start Input rows

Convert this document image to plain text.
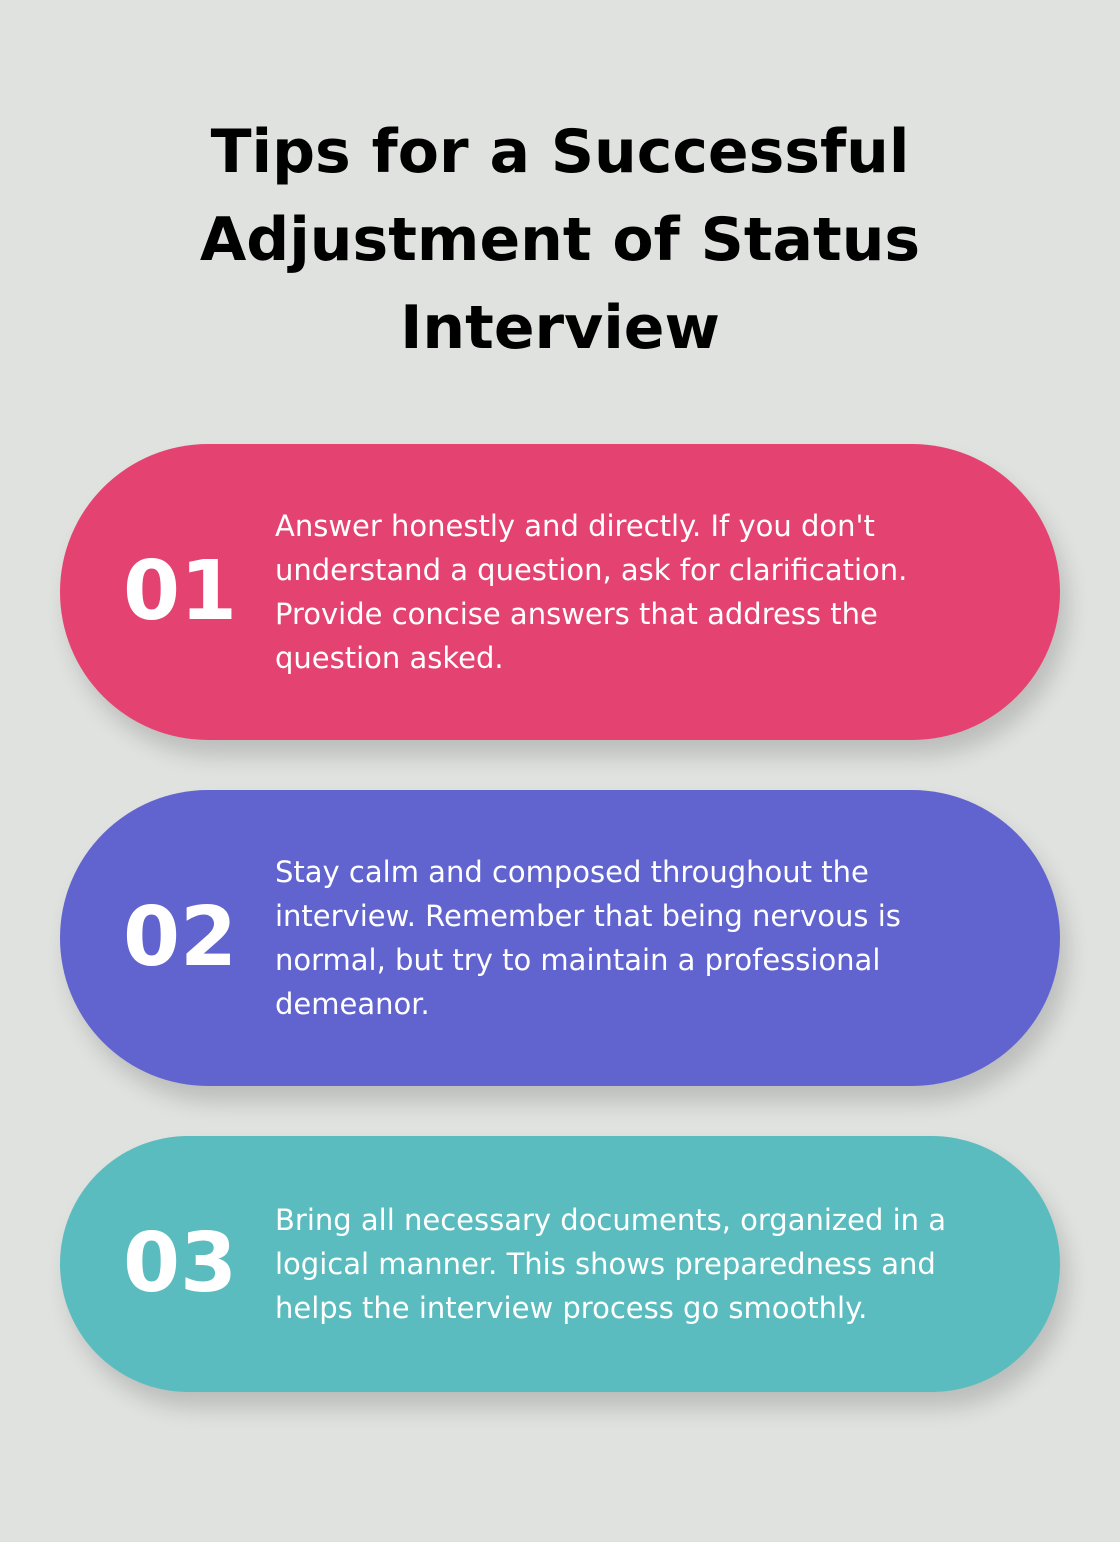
Tips for a Successful
Adjustment of Status
Interview
01

Answer honestly and directly. If you don't
understand a question, ask for clarification.
Provide concise answers that address the
question asked.

02

Stay calm and composed throughout the
interview. Remember that being nervous is
normal, but try to maintain a professional
demeanor.

03 Bring all necessary documents, organized in a
logical manner. This shows preparedness and
helps the interview process go smoothly.
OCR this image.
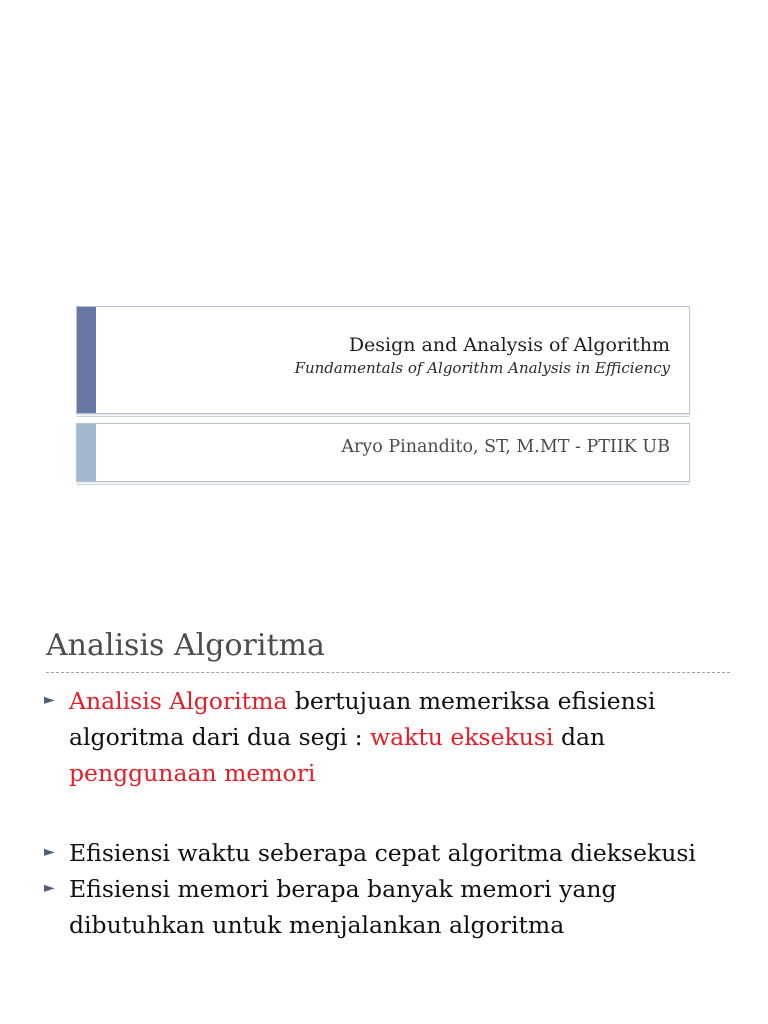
Design and Analysis of Algorithm
Fundamentals of Algorithm Analysis in Efficiency
Aryo Pinandito, ST, M.MT - PTIIK UB
Analisis Algoritma
► Analisis Algoritma bertujuan memeriksa efisiensi algoritma dari dua segi : waktu eksekusi dan penggunaan memori
► Efisiensi waktu seberapa cepat algoritma dieksekusi
► Efisiensi memori berapa banyak memori yang dibutuhkan untuk menjalankan algoritma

end Input rows

## Stated problem
Skip every picture and transcribe the data above exactly.

## Full output
Convert this document image to plain text.
Tips for a Successful
Adjustment of Status
Interview
01

Answer honestly and directly. If you don't
understand a question, ask for clarification.
Provide concise answers that address the
question asked.

02

Stay calm and composed throughout the
interview. Remember that being nervous is
normal, but try to maintain a professional
demeanor.

03 Bring all necessary documents, organized in a
logical manner. This shows preparedness and
helps the interview process go smoothly.
OCR this image.
Design and Analysis of Algorithm
Fundamentals of Algorithm Analysis in Efficiency
Aryo Pinandito, ST, M.MT - PTIIK UB
Analisis Algoritma
► Analisis Algoritma bertujuan memeriksa efisiensi algoritma dari dua segi : waktu eksekusi dan penggunaan memori
► Efisiensi waktu seberapa cepat algoritma dieksekusi
► Efisiensi memori berapa banyak memori yang dibutuhkan untuk menjalankan algoritma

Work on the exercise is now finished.